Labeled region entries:
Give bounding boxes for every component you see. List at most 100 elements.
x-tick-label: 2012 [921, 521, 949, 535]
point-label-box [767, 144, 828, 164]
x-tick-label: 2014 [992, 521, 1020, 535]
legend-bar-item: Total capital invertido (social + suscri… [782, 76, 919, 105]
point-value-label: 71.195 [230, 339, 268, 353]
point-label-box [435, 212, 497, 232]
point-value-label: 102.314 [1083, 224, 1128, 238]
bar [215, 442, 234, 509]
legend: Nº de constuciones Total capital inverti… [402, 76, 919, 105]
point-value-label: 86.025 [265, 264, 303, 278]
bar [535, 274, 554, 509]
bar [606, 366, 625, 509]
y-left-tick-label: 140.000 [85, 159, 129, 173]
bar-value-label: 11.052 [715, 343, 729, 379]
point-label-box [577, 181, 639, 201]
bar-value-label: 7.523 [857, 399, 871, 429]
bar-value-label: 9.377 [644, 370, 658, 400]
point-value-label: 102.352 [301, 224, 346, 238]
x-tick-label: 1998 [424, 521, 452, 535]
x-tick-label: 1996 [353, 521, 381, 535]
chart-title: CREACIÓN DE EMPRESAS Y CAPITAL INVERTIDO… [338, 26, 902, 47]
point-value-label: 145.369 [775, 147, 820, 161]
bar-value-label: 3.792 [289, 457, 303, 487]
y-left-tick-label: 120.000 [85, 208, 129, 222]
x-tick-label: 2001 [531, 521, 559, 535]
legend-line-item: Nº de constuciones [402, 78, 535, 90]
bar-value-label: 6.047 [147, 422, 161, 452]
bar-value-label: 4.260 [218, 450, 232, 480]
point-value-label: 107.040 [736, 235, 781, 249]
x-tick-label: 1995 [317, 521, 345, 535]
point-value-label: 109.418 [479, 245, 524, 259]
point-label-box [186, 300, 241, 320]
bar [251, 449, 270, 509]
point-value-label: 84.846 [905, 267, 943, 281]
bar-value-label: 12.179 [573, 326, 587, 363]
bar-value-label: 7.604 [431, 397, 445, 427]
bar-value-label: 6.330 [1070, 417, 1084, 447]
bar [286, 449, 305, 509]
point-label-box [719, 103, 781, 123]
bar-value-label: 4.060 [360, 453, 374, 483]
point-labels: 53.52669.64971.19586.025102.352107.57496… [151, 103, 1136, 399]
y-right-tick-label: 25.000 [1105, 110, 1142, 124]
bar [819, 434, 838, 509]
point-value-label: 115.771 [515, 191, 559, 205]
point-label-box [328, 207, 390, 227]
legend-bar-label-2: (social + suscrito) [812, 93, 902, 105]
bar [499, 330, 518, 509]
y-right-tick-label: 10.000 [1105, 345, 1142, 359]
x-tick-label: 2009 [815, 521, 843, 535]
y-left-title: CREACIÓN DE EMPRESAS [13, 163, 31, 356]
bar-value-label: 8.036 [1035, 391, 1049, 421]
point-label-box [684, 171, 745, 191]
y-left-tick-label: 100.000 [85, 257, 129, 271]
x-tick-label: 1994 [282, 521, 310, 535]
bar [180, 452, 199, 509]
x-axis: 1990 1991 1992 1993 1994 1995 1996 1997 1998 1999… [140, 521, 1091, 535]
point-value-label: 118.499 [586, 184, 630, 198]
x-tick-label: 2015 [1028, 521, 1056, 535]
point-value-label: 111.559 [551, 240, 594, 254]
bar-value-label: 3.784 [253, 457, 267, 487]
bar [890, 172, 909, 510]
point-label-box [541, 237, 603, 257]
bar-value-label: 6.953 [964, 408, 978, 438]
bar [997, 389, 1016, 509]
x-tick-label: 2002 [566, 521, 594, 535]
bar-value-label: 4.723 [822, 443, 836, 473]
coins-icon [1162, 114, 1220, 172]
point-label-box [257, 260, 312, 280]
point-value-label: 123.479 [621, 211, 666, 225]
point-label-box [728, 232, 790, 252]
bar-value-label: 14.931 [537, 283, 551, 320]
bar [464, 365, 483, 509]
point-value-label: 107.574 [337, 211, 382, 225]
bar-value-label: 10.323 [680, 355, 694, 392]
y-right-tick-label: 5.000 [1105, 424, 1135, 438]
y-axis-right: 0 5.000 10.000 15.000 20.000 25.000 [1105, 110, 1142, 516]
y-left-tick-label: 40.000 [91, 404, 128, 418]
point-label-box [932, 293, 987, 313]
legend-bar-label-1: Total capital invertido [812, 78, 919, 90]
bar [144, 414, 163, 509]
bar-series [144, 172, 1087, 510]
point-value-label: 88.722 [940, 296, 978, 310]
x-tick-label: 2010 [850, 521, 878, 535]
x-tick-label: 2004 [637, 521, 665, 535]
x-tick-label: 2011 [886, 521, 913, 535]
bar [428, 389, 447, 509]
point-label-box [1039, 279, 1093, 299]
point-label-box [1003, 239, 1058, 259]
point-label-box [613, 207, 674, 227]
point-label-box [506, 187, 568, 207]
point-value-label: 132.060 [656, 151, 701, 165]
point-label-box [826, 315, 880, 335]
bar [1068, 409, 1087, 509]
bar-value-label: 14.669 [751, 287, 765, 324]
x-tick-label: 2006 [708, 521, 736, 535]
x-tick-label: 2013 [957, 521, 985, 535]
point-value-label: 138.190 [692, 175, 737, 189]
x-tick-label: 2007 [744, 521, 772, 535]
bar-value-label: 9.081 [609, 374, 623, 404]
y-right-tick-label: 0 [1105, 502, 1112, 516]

Exercise instructions: Render the material as a numbered list, covering only the part that opens with its first line and closes with the line containing "bar-value-label: 8.036 [1035, 391, 1049, 421]", both included. Leave out any blank lines.

Solution for this problem:
1. Give bounding boxes for every component you see. List at most 100 elements.
2. x-tick-label: 2012 [921, 521, 949, 535]
3. point-label-box [767, 144, 828, 164]
4. x-tick-label: 2014 [992, 521, 1020, 535]
5. legend-bar-item: Total capital invertido (social + suscri… [782, 76, 919, 105]
6. point-value-label: 71.195 [230, 339, 268, 353]
7. point-label-box [435, 212, 497, 232]
8. point-value-label: 102.314 [1083, 224, 1128, 238]
9. bar [215, 442, 234, 509]
10. legend: Nº de constuciones Total capital inverti… [402, 76, 919, 105]
11. point-value-label: 86.025 [265, 264, 303, 278]
12. bar [535, 274, 554, 509]
13. bar [606, 366, 625, 509]
14. y-left-tick-label: 140.000 [85, 159, 129, 173]
15. bar-value-label: 11.052 [715, 343, 729, 379]
16. point-label-box [577, 181, 639, 201]
17. bar-value-label: 7.523 [857, 399, 871, 429]
18. bar-value-label: 9.377 [644, 370, 658, 400]
19. point-value-label: 102.352 [301, 224, 346, 238]
20. x-tick-label: 1998 [424, 521, 452, 535]
21. x-tick-label: 1996 [353, 521, 381, 535]
22. chart-title: CREACIÓN DE EMPRESAS Y CAPITAL INVERTIDO… [338, 26, 902, 47]
23. point-value-label: 145.369 [775, 147, 820, 161]
24. bar-value-label: 3.792 [289, 457, 303, 487]
25. y-left-tick-label: 120.000 [85, 208, 129, 222]
26. x-tick-label: 2001 [531, 521, 559, 535]
27. legend-line-item: Nº de constuciones [402, 78, 535, 90]
28. bar-value-label: 6.047 [147, 422, 161, 452]
29. bar-value-label: 4.260 [218, 450, 232, 480]
30. point-value-label: 107.040 [736, 235, 781, 249]
31. x-tick-label: 1995 [317, 521, 345, 535]
32. point-value-label: 109.418 [479, 245, 524, 259]
33. point-label-box [186, 300, 241, 320]
34. bar [251, 449, 270, 509]
35. point-value-label: 84.846 [905, 267, 943, 281]
36. bar-value-label: 12.179 [573, 326, 587, 363]
37. bar-value-label: 7.604 [431, 397, 445, 427]
38. bar-value-label: 6.330 [1070, 417, 1084, 447]
39. bar [286, 449, 305, 509]
40. point-label-box [719, 103, 781, 123]
41. bar-value-label: 4.060 [360, 453, 374, 483]
42. point-labels: 53.52669.64971.19586.025102.352107.57496… [151, 103, 1136, 399]
43. y-right-tick-label: 25.000 [1105, 110, 1142, 124]
44. bar [819, 434, 838, 509]
45. point-value-label: 115.771 [515, 191, 559, 205]
46. point-label-box [328, 207, 390, 227]
47. legend-bar-label-2: (social + suscrito) [812, 93, 902, 105]
48. bar [499, 330, 518, 509]
49. y-right-tick-label: 10.000 [1105, 345, 1142, 359]
50. x-tick-label: 2009 [815, 521, 843, 535]
51. y-left-title: CREACIÓN DE EMPRESAS [13, 163, 31, 356]
52. bar-value-label: 8.036 [1035, 391, 1049, 421]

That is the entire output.